* **REQUEST**: Reproduce all of the data exactly, with no line skipped.

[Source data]
○ ○ ○ ○ ○
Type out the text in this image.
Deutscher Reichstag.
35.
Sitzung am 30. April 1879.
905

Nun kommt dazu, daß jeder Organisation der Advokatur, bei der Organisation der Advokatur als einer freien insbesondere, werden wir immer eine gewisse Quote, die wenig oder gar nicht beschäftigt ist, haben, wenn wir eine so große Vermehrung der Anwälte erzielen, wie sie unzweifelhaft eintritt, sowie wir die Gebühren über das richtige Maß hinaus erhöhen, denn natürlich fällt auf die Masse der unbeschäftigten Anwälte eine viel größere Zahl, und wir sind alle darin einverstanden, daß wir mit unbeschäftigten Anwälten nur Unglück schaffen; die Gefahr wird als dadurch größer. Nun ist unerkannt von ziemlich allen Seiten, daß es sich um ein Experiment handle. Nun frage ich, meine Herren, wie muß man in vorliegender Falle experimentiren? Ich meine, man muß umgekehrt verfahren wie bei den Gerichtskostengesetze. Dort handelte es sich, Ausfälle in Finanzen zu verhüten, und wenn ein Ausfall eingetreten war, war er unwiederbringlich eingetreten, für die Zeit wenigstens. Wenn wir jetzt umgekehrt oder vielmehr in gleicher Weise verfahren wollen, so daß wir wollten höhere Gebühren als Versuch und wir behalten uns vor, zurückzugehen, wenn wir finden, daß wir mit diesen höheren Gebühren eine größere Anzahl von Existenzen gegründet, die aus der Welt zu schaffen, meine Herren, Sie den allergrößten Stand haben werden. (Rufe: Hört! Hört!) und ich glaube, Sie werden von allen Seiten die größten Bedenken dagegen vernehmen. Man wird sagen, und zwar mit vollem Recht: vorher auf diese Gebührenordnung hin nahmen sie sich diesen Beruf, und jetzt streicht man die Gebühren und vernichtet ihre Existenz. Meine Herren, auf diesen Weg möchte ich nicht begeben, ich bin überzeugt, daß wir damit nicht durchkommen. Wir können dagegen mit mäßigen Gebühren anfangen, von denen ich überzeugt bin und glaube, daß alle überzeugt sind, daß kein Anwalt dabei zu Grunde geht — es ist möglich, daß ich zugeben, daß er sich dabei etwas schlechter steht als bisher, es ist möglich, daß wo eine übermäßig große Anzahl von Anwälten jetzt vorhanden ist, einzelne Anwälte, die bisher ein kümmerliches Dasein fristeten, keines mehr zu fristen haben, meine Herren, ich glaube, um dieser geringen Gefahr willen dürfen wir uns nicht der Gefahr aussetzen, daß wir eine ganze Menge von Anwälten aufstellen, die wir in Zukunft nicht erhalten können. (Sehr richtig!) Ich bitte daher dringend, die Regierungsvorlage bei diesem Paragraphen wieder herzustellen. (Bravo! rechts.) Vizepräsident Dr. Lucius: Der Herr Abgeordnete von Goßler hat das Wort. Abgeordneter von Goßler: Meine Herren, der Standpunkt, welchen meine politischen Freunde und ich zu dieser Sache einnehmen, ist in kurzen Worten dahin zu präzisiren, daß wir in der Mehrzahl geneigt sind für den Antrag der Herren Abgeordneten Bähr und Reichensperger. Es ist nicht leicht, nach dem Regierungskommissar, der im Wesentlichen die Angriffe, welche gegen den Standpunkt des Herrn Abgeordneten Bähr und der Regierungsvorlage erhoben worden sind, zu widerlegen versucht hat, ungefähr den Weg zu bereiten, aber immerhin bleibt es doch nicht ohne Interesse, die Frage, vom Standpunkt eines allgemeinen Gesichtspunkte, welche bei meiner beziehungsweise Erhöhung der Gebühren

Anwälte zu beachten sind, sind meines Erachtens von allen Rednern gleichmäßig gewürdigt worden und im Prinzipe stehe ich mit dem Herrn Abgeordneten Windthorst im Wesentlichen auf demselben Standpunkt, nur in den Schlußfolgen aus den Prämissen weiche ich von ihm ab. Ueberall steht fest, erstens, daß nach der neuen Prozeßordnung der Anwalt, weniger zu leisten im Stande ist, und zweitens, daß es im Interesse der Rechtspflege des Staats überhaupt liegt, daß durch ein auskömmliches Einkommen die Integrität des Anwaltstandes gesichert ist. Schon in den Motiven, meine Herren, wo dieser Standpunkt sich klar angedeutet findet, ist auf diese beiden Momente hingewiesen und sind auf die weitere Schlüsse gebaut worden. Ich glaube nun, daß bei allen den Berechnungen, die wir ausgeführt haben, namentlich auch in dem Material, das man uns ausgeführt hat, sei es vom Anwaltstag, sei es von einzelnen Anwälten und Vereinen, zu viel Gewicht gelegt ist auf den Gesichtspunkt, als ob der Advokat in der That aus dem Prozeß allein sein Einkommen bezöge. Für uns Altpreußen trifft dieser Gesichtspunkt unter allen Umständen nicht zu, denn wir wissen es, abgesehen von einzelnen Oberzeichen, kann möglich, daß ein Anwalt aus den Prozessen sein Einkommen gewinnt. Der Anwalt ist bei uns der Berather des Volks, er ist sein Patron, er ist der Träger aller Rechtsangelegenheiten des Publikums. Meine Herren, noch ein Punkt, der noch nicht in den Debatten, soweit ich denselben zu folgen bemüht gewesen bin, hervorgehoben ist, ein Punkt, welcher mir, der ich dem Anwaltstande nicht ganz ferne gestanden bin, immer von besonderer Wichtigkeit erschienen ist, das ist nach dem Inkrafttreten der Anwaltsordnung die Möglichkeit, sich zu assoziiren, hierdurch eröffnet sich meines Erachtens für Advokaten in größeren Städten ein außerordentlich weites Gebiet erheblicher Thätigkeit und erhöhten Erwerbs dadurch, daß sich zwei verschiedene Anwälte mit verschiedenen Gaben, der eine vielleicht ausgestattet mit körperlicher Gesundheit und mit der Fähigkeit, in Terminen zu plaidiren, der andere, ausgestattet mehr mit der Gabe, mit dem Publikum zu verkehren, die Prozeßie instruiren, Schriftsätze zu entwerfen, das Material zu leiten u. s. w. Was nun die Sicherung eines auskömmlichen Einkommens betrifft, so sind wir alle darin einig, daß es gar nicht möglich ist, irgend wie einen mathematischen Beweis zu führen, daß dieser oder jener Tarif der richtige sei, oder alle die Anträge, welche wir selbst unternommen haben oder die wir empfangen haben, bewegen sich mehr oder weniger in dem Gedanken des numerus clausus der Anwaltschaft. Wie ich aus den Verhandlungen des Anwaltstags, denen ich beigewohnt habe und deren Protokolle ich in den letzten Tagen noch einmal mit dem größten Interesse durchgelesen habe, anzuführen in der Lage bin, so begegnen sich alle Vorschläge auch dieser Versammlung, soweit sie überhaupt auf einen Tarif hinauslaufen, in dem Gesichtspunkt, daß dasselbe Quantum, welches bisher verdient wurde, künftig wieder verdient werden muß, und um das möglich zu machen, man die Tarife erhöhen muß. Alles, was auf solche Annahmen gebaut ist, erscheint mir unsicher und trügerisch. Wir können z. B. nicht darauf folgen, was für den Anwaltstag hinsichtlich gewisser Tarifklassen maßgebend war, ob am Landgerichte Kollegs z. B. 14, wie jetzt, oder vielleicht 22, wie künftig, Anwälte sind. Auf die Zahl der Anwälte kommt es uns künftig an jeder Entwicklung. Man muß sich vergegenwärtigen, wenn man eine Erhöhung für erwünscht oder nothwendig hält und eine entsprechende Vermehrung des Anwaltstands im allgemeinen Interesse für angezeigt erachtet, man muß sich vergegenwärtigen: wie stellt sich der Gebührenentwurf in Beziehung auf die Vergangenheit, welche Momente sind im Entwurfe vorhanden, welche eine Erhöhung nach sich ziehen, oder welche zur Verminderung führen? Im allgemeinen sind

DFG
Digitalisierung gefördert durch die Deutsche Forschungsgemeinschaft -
○ ○ ○ ○ ○
* **FULL SOLUTION**:
Type out the text in this image.
Deutscher Reichstag.
35.
Sitzung am 30. April 1879.
905

Nun kommt dazu, daß jeder Organisation der Advokatur, bei der Organisation der Advokatur als einer freien insbesondere, werden wir immer eine gewisse Quote, die wenig oder gar nicht beschäftigt ist, haben, wenn wir eine so große Vermehrung der Anwälte erzielen, wie sie unzweifelhaft eintritt, sowie wir die Gebühren über das richtige Maß hinaus erhöhen, denn natürlich fällt auf die Masse der unbeschäftigten Anwälte eine viel größere Zahl, und wir sind alle darin einverstanden, daß wir mit unbeschäftigten Anwälten nur Unglück schaffen; die Gefahr wird als dadurch größer. Nun ist unerkannt von ziemlich allen Seiten, daß es sich um ein Experiment handle. Nun frage ich, meine Herren, wie muß man in vorliegender Falle experimentiren? Ich meine, man muß umgekehrt verfahren wie bei den Gerichtskostengesetze. Dort handelte es sich, Ausfälle in Finanzen zu verhüten, und wenn ein Ausfall eingetreten war, war er unwiederbringlich eingetreten, für die Zeit wenigstens. Wenn wir jetzt umgekehrt oder vielmehr in gleicher Weise verfahren wollen, so daß wir wollten höhere Gebühren als Versuch und wir behalten uns vor, zurückzugehen, wenn wir finden, daß wir mit diesen höheren Gebühren eine größere Anzahl von Existenzen gegründet, die aus der Welt zu schaffen, meine Herren, Sie den allergrößten Stand haben werden. (Rufe: Hört! Hört!) und ich glaube, Sie werden von allen Seiten die größten Bedenken dagegen vernehmen. Man wird sagen, und zwar mit vollem Recht: vorher auf diese Gebührenordnung hin nahmen sie sich diesen Beruf, und jetzt streicht man die Gebühren und vernichtet ihre Existenz. Meine Herren, auf diesen Weg möchte ich nicht begeben, ich bin überzeugt, daß wir damit nicht durchkommen. Wir können dagegen mit mäßigen Gebühren anfangen, von denen ich überzeugt bin und glaube, daß alle überzeugt sind, daß kein Anwalt dabei zu Grunde geht — es ist möglich, daß ich zugeben, daß er sich dabei etwas schlechter steht als bisher, es ist möglich, daß wo eine übermäßig große Anzahl von Anwälten jetzt vorhanden ist, einzelne Anwälte, die bisher ein kümmerliches Dasein fristeten, keines mehr zu fristen haben, meine Herren, ich glaube, um dieser geringen Gefahr willen dürfen wir uns nicht der Gefahr aussetzen, daß wir eine ganze Menge von Anwälten aufstellen, die wir in Zukunft nicht erhalten können. (Sehr richtig!) Ich bitte daher dringend, die Regierungsvorlage bei diesem Paragraphen wieder herzustellen. (Bravo! rechts.) Vizepräsident Dr. Lucius: Der Herr Abgeordnete von Goßler hat das Wort. Abgeordneter von Goßler: Meine Herren, der Standpunkt, welchen meine politischen Freunde und ich zu dieser Sache einnehmen, ist in kurzen Worten dahin zu präzisiren, daß wir in der Mehrzahl geneigt sind für den Antrag der Herren Abgeordneten Bähr und Reichensperger. Es ist nicht leicht, nach dem Regierungskommissar, der im Wesentlichen die Angriffe, welche gegen den Standpunkt des Herrn Abgeordneten Bähr und der Regierungsvorlage erhoben worden sind, zu widerlegen versucht hat, ungefähr den Weg zu bereiten, aber immerhin bleibt es doch nicht ohne Interesse, die Frage, vom Standpunkt eines allgemeinen Gesichtspunkte, welche bei meiner beziehungsweise Erhöhung der Gebühren

Anwälte zu beachten sind, sind meines Erachtens von allen Rednern gleichmäßig gewürdigt worden und im Prinzipe stehe ich mit dem Herrn Abgeordneten Windthorst im Wesentlichen auf demselben Standpunkt, nur in den Schlußfolgen aus den Prämissen weiche ich von ihm ab. Ueberall steht fest, erstens, daß nach der neuen Prozeßordnung der Anwalt, weniger zu leisten im Stande ist, und zweitens, daß es im Interesse der Rechtspflege des Staats überhaupt liegt, daß durch ein auskömmliches Einkommen die Integrität des Anwaltstandes gesichert ist. Schon in den Motiven, meine Herren, wo dieser Standpunkt sich klar angedeutet findet, ist auf diese beiden Momente hingewiesen und sind auf die weitere Schlüsse gebaut worden. Ich glaube nun, daß bei allen den Berechnungen, die wir ausgeführt haben, namentlich auch in dem Material, das man uns ausgeführt hat, sei es vom Anwaltstag, sei es von einzelnen Anwälten und Vereinen, zu viel Gewicht gelegt ist auf den Gesichtspunkt, als ob der Advokat in der That aus dem Prozeß allein sein Einkommen bezöge. Für uns Altpreußen trifft dieser Gesichtspunkt unter allen Umständen nicht zu, denn wir wissen es, abgesehen von einzelnen Oberzeichen, kann möglich, daß ein Anwalt aus den Prozessen sein Einkommen gewinnt. Der Anwalt ist bei uns der Berather des Volks, er ist sein Patron, er ist der Träger aller Rechtsangelegenheiten des Publikums. Meine Herren, noch ein Punkt, der noch nicht in den Debatten, soweit ich denselben zu folgen bemüht gewesen bin, hervorgehoben ist, ein Punkt, welcher mir, der ich dem Anwaltstande nicht ganz ferne gestanden bin, immer von besonderer Wichtigkeit erschienen ist, das ist nach dem Inkrafttreten der Anwaltsordnung die Möglichkeit, sich zu assoziiren, hierdurch eröffnet sich meines Erachtens für Advokaten in größeren Städten ein außerordentlich weites Gebiet erheblicher Thätigkeit und erhöhten Erwerbs dadurch, daß sich zwei verschiedene Anwälte mit verschiedenen Gaben, der eine vielleicht ausgestattet mit körperlicher Gesundheit und mit der Fähigkeit, in Terminen zu plaidiren, der andere, ausgestattet mehr mit der Gabe, mit dem Publikum zu verkehren, die Prozeßie instruiren, Schriftsätze zu entwerfen, das Material zu leiten u. s. w. Was nun die Sicherung eines auskömmlichen Einkommens betrifft, so sind wir alle darin einig, daß es gar nicht möglich ist, irgend wie einen mathematischen Beweis zu führen, daß dieser oder jener Tarif der richtige sei, oder alle die Anträge, welche wir selbst unternommen haben oder die wir empfangen haben, bewegen sich mehr oder weniger in dem Gedanken des numerus clausus der Anwaltschaft. Wie ich aus den Verhandlungen des Anwaltstags, denen ich beigewohnt habe und deren Protokolle ich in den letzten Tagen noch einmal mit dem größten Interesse durchgelesen habe, anzuführen in der Lage bin, so begegnen sich alle Vorschläge auch dieser Versammlung, soweit sie überhaupt auf einen Tarif hinauslaufen, in dem Gesichtspunkt, daß dasselbe Quantum, welches bisher verdient wurde, künftig wieder verdient werden muß, und um das möglich zu machen, man die Tarife erhöhen muß. Alles, was auf solche Annahmen gebaut ist, erscheint mir unsicher und trügerisch. Wir können z. B. nicht darauf folgen, was für den Anwaltstag hinsichtlich gewisser Tarifklassen maßgebend war, ob am Landgerichte Kollegs z. B. 14, wie jetzt, oder vielleicht 22, wie künftig, Anwälte sind. Auf die Zahl der Anwälte kommt es uns künftig an jeder Entwicklung. Man muß sich vergegenwärtigen, wenn man eine Erhöhung für erwünscht oder nothwendig hält und eine entsprechende Vermehrung des Anwaltstands im allgemeinen Interesse für angezeigt erachtet, man muß sich vergegenwärtigen: wie stellt sich der Gebührenentwurf in Beziehung auf die Vergangenheit, welche Momente sind im Entwurfe vorhanden, welche eine Erhöhung nach sich ziehen, oder welche zur Verminderung führen? Im allgemeinen sind

DFG
Digitalisierung gefördert durch die Deutsche Forschungsgemeinschaft -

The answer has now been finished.